**Exercise description:** Take every line where the string "Asistencia" appears and copy it.
## START Data shown
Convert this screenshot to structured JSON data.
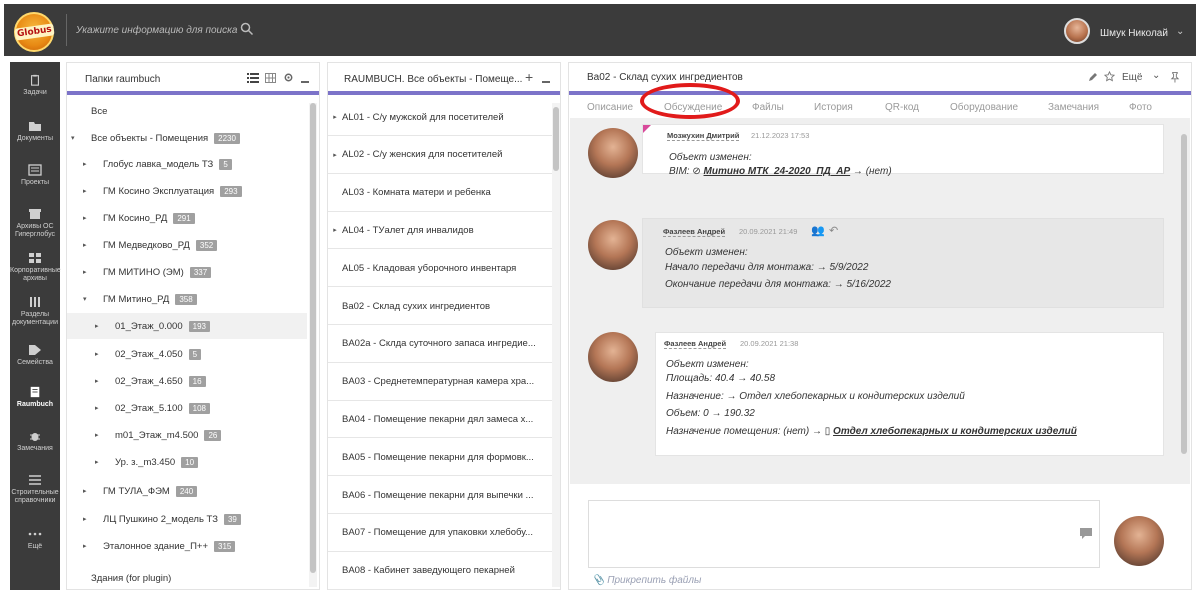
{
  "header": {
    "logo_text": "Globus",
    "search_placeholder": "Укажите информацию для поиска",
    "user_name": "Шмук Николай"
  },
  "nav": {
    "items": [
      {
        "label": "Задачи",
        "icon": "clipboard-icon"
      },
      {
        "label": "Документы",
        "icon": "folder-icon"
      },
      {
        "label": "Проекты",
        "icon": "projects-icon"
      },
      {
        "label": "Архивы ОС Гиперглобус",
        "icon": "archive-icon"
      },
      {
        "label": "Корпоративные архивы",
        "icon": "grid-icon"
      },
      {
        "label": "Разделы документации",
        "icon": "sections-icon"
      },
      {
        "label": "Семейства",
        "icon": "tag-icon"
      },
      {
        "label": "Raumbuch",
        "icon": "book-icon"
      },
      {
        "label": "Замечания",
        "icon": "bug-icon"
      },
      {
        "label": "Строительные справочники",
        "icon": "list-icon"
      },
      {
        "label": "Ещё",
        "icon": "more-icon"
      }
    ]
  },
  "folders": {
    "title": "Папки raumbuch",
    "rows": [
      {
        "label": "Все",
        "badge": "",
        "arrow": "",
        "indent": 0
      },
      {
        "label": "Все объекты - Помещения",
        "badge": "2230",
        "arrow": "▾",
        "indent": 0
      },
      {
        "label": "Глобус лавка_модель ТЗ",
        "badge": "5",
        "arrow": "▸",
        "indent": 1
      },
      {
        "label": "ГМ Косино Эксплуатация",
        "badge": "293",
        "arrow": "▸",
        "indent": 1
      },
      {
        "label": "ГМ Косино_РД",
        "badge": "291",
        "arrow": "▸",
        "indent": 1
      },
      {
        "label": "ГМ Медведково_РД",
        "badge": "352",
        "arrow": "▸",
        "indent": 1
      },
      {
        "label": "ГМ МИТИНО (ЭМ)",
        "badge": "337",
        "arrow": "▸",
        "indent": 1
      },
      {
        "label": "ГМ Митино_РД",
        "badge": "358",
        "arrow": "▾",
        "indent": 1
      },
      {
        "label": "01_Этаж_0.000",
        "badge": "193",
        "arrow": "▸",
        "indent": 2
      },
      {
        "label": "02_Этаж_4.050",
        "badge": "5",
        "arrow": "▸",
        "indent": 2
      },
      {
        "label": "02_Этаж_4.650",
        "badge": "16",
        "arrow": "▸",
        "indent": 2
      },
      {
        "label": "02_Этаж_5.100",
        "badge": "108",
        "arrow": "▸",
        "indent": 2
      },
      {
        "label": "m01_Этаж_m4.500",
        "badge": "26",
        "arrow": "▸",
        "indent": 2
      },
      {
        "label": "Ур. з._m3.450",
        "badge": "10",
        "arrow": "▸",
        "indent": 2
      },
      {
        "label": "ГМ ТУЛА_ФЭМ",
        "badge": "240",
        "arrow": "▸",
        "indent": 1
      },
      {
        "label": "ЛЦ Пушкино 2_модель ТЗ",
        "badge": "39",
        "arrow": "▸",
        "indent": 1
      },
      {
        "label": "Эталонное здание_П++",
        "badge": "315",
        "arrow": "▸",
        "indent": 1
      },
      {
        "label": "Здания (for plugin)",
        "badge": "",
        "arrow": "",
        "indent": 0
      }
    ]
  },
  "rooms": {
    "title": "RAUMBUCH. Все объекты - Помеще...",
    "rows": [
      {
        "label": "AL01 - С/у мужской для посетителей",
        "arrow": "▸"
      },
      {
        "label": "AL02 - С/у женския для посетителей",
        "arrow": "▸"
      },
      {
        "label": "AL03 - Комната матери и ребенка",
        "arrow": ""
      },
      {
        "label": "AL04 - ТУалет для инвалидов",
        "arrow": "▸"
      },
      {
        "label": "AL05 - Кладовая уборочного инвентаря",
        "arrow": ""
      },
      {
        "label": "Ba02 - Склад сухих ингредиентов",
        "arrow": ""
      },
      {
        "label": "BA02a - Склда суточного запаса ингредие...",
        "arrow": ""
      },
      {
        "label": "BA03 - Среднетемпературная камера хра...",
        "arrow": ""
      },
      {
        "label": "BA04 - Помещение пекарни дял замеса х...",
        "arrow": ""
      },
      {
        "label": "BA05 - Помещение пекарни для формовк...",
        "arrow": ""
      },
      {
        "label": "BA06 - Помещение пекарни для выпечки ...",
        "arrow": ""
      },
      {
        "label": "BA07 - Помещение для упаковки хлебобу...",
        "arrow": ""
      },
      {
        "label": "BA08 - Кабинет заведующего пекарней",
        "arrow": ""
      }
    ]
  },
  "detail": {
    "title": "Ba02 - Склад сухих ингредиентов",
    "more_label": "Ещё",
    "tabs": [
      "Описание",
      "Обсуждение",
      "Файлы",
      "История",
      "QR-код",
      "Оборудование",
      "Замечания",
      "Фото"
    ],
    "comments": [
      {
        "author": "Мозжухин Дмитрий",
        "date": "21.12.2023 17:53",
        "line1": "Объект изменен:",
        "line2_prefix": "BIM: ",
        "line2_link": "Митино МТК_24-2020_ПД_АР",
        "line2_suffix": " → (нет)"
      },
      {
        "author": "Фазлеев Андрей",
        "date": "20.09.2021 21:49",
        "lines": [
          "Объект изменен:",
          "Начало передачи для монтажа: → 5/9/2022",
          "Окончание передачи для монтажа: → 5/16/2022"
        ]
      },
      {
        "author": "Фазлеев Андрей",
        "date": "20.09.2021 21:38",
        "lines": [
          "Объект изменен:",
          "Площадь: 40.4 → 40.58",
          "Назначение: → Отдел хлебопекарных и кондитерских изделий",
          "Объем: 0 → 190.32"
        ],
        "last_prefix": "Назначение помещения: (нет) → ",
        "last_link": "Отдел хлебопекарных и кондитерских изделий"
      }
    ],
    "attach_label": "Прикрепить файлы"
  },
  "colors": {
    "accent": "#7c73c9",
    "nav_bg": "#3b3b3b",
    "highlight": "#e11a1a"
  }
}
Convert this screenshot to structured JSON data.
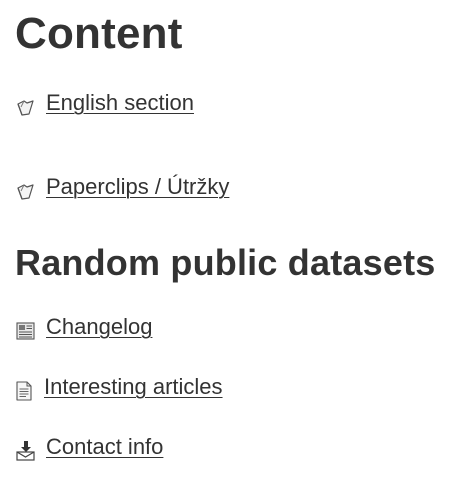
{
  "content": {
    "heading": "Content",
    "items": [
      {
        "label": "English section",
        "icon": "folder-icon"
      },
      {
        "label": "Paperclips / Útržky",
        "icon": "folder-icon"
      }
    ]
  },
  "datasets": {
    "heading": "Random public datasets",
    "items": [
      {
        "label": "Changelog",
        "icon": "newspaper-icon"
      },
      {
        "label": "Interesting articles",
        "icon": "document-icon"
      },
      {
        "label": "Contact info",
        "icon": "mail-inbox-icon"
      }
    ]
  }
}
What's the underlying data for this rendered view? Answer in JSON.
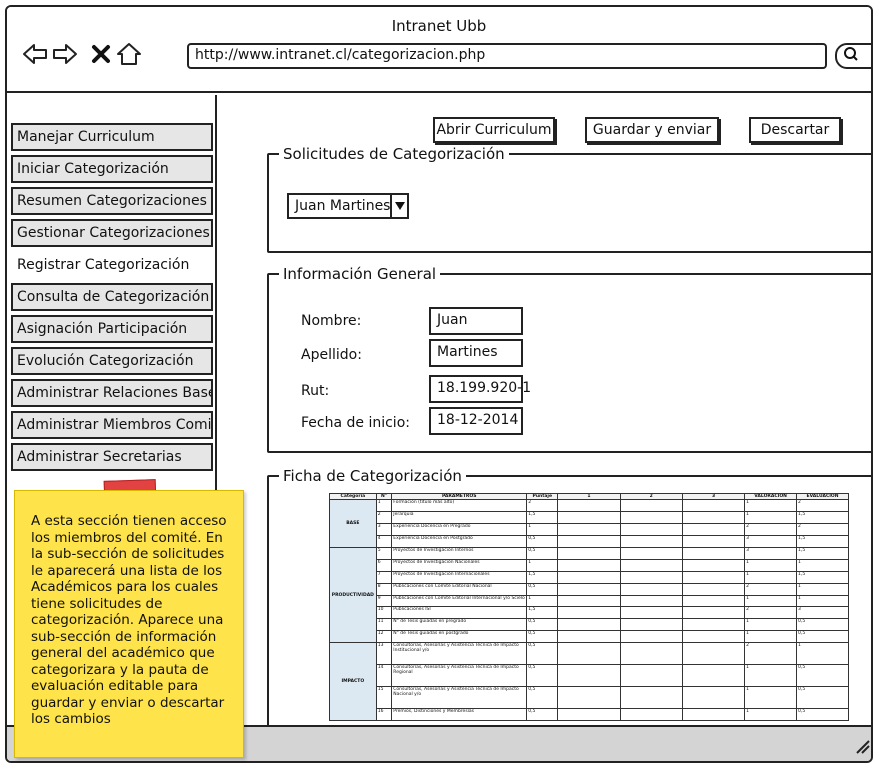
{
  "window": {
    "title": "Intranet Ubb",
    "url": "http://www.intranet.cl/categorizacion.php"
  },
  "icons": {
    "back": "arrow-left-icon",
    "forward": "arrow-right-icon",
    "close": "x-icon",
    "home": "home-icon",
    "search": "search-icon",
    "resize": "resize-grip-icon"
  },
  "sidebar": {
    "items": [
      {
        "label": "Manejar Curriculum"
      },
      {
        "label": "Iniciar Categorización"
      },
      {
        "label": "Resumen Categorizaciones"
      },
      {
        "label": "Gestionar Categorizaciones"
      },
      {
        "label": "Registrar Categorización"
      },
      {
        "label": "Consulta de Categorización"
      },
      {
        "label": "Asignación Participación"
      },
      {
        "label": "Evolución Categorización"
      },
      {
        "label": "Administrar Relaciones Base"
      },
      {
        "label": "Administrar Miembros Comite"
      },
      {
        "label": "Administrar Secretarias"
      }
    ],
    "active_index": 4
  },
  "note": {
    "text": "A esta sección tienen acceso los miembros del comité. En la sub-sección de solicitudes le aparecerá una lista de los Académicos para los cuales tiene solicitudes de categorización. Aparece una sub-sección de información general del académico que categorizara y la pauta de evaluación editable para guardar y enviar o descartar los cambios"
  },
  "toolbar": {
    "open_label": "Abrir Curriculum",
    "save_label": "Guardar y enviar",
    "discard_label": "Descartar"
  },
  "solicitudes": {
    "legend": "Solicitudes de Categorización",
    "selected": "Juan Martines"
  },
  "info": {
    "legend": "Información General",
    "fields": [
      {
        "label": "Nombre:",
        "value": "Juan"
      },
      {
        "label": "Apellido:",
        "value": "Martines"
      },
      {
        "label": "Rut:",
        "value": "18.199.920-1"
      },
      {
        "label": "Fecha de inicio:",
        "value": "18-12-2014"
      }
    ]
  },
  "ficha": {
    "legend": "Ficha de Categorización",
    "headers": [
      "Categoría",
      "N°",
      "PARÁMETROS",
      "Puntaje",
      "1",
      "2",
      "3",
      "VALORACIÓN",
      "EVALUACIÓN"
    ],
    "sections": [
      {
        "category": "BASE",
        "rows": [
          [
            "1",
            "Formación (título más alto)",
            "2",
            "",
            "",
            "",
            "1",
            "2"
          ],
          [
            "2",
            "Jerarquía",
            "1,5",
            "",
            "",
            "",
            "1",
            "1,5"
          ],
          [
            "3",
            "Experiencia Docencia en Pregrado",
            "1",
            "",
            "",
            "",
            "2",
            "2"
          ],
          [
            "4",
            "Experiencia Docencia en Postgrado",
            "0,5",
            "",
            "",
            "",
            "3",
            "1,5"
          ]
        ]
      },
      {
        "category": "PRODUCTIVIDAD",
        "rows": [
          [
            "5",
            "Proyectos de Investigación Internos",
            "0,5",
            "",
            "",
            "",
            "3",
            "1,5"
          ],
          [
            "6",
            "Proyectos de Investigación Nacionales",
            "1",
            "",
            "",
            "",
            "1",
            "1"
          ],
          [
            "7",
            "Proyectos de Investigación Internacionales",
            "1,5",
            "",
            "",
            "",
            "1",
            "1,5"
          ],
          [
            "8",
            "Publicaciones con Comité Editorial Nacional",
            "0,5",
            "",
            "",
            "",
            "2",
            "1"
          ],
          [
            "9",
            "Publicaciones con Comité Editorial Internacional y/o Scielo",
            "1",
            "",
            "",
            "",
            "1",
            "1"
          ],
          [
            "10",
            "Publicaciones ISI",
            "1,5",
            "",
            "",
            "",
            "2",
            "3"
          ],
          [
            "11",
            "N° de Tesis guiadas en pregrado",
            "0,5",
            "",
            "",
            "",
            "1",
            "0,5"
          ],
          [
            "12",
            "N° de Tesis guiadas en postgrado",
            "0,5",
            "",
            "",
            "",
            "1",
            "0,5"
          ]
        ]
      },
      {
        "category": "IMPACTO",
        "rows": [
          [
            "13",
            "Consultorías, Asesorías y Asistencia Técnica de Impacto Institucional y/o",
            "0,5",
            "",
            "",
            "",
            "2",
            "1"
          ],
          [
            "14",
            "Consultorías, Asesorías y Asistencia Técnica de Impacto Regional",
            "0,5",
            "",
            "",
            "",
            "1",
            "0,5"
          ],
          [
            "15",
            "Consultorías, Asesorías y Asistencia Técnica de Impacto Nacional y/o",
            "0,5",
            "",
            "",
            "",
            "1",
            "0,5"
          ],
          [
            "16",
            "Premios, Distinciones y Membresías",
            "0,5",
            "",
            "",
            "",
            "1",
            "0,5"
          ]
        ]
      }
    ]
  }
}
## END Data shown
**Result for this exercise:**
            "Consultorías, Asesorías y Asistencia Técnica de Impacto Institucional y/o",
            "Consultorías, Asesorías y Asistencia Técnica de Impacto Regional",
            "Consultorías, Asesorías y Asistencia Técnica de Impacto Nacional y/o",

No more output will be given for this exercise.